→ TASK DESCRIPTION: Copy all the material below, exactly as it stands.

# SUPPLIED DATA start

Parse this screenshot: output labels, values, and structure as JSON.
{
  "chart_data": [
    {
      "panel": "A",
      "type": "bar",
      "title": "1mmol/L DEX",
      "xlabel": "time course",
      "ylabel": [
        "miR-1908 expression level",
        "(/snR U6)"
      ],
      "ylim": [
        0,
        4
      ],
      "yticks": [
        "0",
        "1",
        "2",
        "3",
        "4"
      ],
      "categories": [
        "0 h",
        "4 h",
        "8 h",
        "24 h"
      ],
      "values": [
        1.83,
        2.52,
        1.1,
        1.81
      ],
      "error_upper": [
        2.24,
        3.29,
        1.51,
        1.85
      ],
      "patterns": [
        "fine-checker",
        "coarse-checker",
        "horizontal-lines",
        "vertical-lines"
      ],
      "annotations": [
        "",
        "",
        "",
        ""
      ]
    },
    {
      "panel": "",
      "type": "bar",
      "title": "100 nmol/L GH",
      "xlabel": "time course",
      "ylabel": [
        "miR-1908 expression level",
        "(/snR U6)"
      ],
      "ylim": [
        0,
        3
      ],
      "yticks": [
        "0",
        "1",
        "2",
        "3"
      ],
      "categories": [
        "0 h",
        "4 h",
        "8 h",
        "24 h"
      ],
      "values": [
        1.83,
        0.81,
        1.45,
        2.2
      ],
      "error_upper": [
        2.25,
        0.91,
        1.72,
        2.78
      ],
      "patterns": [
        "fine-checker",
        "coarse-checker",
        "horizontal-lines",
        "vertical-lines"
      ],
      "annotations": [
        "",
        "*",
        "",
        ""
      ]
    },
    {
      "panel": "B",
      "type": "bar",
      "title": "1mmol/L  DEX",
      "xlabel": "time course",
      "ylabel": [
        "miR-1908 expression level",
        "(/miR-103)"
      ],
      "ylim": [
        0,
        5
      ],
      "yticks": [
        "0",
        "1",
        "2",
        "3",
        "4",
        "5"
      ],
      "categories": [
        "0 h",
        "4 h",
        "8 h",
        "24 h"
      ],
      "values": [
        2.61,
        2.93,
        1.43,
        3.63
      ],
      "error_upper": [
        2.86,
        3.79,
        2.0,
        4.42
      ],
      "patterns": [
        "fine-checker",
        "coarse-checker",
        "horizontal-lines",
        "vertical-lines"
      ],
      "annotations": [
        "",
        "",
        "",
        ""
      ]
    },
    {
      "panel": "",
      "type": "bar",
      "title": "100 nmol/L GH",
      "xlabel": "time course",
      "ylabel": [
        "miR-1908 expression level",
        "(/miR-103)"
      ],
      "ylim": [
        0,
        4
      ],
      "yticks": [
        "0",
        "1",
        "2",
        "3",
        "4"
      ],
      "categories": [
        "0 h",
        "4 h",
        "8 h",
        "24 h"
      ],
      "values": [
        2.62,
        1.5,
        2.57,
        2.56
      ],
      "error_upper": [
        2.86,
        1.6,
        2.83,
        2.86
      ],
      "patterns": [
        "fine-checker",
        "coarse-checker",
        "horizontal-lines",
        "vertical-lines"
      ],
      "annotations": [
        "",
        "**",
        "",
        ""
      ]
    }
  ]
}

# SUPPLIED DATA end

→ FULL RESPONSE:
Parse this screenshot: output labels, values, and structure as JSON.
{
  "chart_data": [
    {
      "panel": "A",
      "type": "bar",
      "title": "1mmol/L DEX",
      "xlabel": "time course",
      "ylabel": [
        "miR-1908 expression level",
        "(/snR U6)"
      ],
      "ylim": [
        0,
        4
      ],
      "yticks": [
        "0",
        "1",
        "2",
        "3",
        "4"
      ],
      "categories": [
        "0 h",
        "4 h",
        "8 h",
        "24 h"
      ],
      "values": [
        1.83,
        2.52,
        1.1,
        1.81
      ],
      "error_upper": [
        2.24,
        3.29,
        1.51,
        1.85
      ],
      "patterns": [
        "fine-checker",
        "coarse-checker",
        "horizontal-lines",
        "vertical-lines"
      ],
      "annotations": [
        "",
        "",
        "",
        ""
      ]
    },
    {
      "panel": "",
      "type": "bar",
      "title": "100 nmol/L GH",
      "xlabel": "time course",
      "ylabel": [
        "miR-1908 expression level",
        "(/snR U6)"
      ],
      "ylim": [
        0,
        3
      ],
      "yticks": [
        "0",
        "1",
        "2",
        "3"
      ],
      "categories": [
        "0 h",
        "4 h",
        "8 h",
        "24 h"
      ],
      "values": [
        1.83,
        0.81,
        1.45,
        2.2
      ],
      "error_upper": [
        2.25,
        0.91,
        1.72,
        2.78
      ],
      "patterns": [
        "fine-checker",
        "coarse-checker",
        "horizontal-lines",
        "vertical-lines"
      ],
      "annotations": [
        "",
        "*",
        "",
        ""
      ]
    },
    {
      "panel": "B",
      "type": "bar",
      "title": "1mmol/L  DEX",
      "xlabel": "time course",
      "ylabel": [
        "miR-1908 expression level",
        "(/miR-103)"
      ],
      "ylim": [
        0,
        5
      ],
      "yticks": [
        "0",
        "1",
        "2",
        "3",
        "4",
        "5"
      ],
      "categories": [
        "0 h",
        "4 h",
        "8 h",
        "24 h"
      ],
      "values": [
        2.61,
        2.93,
        1.43,
        3.63
      ],
      "error_upper": [
        2.86,
        3.79,
        2.0,
        4.42
      ],
      "patterns": [
        "fine-checker",
        "coarse-checker",
        "horizontal-lines",
        "vertical-lines"
      ],
      "annotations": [
        "",
        "",
        "",
        ""
      ]
    },
    {
      "panel": "",
      "type": "bar",
      "title": "100 nmol/L GH",
      "xlabel": "time course",
      "ylabel": [
        "miR-1908 expression level",
        "(/miR-103)"
      ],
      "ylim": [
        0,
        4
      ],
      "yticks": [
        "0",
        "1",
        "2",
        "3",
        "4"
      ],
      "categories": [
        "0 h",
        "4 h",
        "8 h",
        "24 h"
      ],
      "values": [
        2.62,
        1.5,
        2.57,
        2.56
      ],
      "error_upper": [
        2.86,
        1.6,
        2.83,
        2.86
      ],
      "patterns": [
        "fine-checker",
        "coarse-checker",
        "horizontal-lines",
        "vertical-lines"
      ],
      "annotations": [
        "",
        "**",
        "",
        ""
      ]
    }
  ]
}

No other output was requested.